__Fragmento proporcionado__
/---
El nuevo Presidente francés desea emular
a Mandrake. Así como el famoso mago
realiza prodigios con sólo decir “abracadabra”, Monsier Hollande pronuncia su
conjuro: ¡crecimiento!. El político galo parece convencido de que la economía
funciona mediante sortilegios, y el suyo arremete contra un etéreo e inasible
mal: la austeridad. Con pasmoso desdén hacia los riesgos y jugando con fuego,
Hollande empuja a Alemania a asumir las deudas de Europa y pagarlas imprimiendo
dinero y acelerando la inflación, violando así la Constitución alemana y el
reglamento de su banco central (Bundesbank).
\---
__Ejercicios propuestos__
1/ Enumera todos los nombres propios de personas, personajes o lugares que aparecen en el fragmento sobre Hollande.
2/ Por favor, prosigue el fragmento sobre Hollande a partir de su última oración.

Anotaciones de cuadros de elementos:
/---
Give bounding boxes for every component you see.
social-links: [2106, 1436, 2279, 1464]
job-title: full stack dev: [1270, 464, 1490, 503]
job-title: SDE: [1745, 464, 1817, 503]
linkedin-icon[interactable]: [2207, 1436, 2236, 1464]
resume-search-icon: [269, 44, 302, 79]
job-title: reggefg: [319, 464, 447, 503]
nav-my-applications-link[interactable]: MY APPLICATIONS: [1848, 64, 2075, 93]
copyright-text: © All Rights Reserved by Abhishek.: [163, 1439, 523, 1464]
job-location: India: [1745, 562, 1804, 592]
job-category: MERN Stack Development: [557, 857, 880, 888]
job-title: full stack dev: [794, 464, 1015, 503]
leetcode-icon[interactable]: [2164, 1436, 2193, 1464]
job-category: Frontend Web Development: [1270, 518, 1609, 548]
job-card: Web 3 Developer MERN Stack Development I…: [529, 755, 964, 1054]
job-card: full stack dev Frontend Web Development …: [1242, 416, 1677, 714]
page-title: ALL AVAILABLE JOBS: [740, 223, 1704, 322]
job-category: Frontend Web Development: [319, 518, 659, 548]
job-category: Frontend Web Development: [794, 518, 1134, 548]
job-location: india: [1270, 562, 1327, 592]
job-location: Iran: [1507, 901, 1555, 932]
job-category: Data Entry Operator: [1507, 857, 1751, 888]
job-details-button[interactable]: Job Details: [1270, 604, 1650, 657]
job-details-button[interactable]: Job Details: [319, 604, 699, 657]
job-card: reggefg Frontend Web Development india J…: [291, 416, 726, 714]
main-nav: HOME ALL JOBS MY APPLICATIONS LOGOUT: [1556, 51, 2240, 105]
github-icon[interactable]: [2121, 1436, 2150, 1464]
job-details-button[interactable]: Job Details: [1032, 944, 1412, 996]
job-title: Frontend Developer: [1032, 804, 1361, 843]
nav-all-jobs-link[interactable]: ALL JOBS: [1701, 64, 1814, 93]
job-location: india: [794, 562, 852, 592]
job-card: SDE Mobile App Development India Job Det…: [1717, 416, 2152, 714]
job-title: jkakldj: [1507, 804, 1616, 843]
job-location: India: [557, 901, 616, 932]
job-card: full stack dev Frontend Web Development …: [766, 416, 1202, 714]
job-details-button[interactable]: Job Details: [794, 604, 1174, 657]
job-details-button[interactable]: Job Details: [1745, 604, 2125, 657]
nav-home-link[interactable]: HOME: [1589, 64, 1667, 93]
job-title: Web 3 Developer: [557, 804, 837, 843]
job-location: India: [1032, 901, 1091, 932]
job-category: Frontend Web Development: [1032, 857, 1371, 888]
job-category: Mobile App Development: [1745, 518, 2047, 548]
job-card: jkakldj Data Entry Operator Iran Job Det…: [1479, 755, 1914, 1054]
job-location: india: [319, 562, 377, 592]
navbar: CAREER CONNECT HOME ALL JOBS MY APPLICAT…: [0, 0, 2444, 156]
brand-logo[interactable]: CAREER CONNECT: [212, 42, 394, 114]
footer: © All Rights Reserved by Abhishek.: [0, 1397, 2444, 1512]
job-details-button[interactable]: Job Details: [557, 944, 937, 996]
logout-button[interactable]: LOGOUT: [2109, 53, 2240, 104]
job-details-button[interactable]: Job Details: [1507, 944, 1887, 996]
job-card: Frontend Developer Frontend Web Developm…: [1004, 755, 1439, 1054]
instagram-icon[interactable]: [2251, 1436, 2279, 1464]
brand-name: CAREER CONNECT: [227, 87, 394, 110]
\---
/---
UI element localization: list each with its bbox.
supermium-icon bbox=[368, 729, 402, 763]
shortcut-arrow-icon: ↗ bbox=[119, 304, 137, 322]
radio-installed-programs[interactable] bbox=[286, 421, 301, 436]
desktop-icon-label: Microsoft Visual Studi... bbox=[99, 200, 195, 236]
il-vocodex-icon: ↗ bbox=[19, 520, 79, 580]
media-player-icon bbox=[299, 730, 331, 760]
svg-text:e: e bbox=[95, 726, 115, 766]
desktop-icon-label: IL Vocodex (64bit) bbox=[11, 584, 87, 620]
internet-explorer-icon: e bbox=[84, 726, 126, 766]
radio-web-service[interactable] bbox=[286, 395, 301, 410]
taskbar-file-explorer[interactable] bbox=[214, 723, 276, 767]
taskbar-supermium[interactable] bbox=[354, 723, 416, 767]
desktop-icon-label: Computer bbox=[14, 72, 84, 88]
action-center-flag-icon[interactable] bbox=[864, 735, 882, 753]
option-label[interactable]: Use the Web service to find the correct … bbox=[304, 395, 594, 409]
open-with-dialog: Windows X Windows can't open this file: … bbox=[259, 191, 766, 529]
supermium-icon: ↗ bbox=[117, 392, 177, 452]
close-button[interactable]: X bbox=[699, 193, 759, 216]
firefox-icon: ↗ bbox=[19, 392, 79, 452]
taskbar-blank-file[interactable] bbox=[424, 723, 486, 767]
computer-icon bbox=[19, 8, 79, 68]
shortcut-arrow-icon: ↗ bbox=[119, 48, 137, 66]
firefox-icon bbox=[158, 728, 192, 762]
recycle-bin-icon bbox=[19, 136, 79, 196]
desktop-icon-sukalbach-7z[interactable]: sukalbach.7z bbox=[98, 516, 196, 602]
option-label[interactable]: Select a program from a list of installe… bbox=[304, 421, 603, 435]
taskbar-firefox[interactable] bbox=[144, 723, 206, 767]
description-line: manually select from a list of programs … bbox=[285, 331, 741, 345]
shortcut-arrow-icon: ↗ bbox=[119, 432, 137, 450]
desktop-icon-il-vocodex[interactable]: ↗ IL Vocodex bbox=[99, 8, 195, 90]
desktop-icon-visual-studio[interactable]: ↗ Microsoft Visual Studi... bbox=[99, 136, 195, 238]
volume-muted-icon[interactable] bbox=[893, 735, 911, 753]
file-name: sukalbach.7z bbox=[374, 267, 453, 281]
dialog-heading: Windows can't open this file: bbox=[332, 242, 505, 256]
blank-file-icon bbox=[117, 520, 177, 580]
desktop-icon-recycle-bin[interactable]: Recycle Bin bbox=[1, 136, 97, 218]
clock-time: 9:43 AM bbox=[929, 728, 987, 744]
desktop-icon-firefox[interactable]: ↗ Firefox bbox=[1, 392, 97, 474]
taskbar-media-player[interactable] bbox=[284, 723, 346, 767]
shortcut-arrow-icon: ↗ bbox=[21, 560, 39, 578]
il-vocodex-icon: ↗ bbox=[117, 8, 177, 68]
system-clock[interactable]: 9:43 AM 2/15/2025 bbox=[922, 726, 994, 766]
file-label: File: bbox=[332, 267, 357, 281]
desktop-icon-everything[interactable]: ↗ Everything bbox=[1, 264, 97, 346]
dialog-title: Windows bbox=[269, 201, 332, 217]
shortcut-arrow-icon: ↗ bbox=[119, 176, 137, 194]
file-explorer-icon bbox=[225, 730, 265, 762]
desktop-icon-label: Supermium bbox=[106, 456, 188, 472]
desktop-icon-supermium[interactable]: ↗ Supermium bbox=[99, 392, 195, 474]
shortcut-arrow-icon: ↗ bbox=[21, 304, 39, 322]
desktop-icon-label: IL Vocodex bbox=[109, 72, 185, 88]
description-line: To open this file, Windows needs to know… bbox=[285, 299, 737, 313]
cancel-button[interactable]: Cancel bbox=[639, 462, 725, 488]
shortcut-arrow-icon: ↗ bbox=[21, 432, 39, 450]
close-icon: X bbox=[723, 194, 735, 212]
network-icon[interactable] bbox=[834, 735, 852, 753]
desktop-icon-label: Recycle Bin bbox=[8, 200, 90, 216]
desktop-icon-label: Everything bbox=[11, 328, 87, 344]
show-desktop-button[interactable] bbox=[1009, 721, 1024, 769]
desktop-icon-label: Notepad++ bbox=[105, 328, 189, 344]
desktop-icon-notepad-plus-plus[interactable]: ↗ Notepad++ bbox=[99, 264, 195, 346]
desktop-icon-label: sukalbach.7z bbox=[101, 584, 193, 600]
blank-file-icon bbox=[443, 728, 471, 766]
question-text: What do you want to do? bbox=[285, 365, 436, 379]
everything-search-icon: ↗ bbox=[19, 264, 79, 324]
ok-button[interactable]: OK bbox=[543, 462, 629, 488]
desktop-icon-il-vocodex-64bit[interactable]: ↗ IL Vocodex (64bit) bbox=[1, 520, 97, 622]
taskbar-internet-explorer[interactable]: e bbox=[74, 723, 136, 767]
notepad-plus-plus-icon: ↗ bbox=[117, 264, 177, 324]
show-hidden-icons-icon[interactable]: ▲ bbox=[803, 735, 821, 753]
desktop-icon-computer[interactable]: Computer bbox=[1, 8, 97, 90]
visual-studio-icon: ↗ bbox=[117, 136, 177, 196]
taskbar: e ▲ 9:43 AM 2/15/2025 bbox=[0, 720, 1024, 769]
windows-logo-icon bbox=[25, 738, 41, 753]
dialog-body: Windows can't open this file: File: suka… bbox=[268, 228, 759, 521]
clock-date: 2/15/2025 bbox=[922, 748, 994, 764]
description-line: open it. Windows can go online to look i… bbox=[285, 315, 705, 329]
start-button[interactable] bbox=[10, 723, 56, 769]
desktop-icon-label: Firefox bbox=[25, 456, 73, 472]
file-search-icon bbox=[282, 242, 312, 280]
\---
__Respuestas__
1/ Mandrake, Hollande, Alemania, Europa

2/
¿Pero de qué austeridad puede hablarse
en Francia, Inglaterra, o España, por ejemplo? El gasto público francés aumentó
en 33.4 millardos de dólares entre 2009 y 2010, añadiendo 29.5 millardos
adicionales en 2011 y alcanzando en total el 56 por ciento del PTB. Lo que
desea Hollande es gastar más, para lo cual aspira subir los impuestos a 75 por
ciento a quienes ganan más de 1.3 millones de dólares al año y acrecentarlo a
las corporaciones. Como ha dicho la economista
Veronique de Rugy, “si esta es una política pro-crecimiento, entonces el
aliento con aroma de ajo es pro-romántico”.
La mencionada experta explica que el
coro de los demagogos, que hablan de crecimiento como si se tratase de un
teatro de prestidigitación, ignoran que
donde los gastos han sido de veras reducidos el recorte ha sido pequeño en
relación con la magnitud del problema. De paso, como en Francia, las reformas
estructurales prometidas en el mercado de trabajo y el tamaño de la burocracia
no se han llevado a cabo. Por otro lado, en la medida que los declinantes
países europeos han concretado alguna austeridad, la misma ha consistido en
aumentar impuestos y no en minimizar el gasto.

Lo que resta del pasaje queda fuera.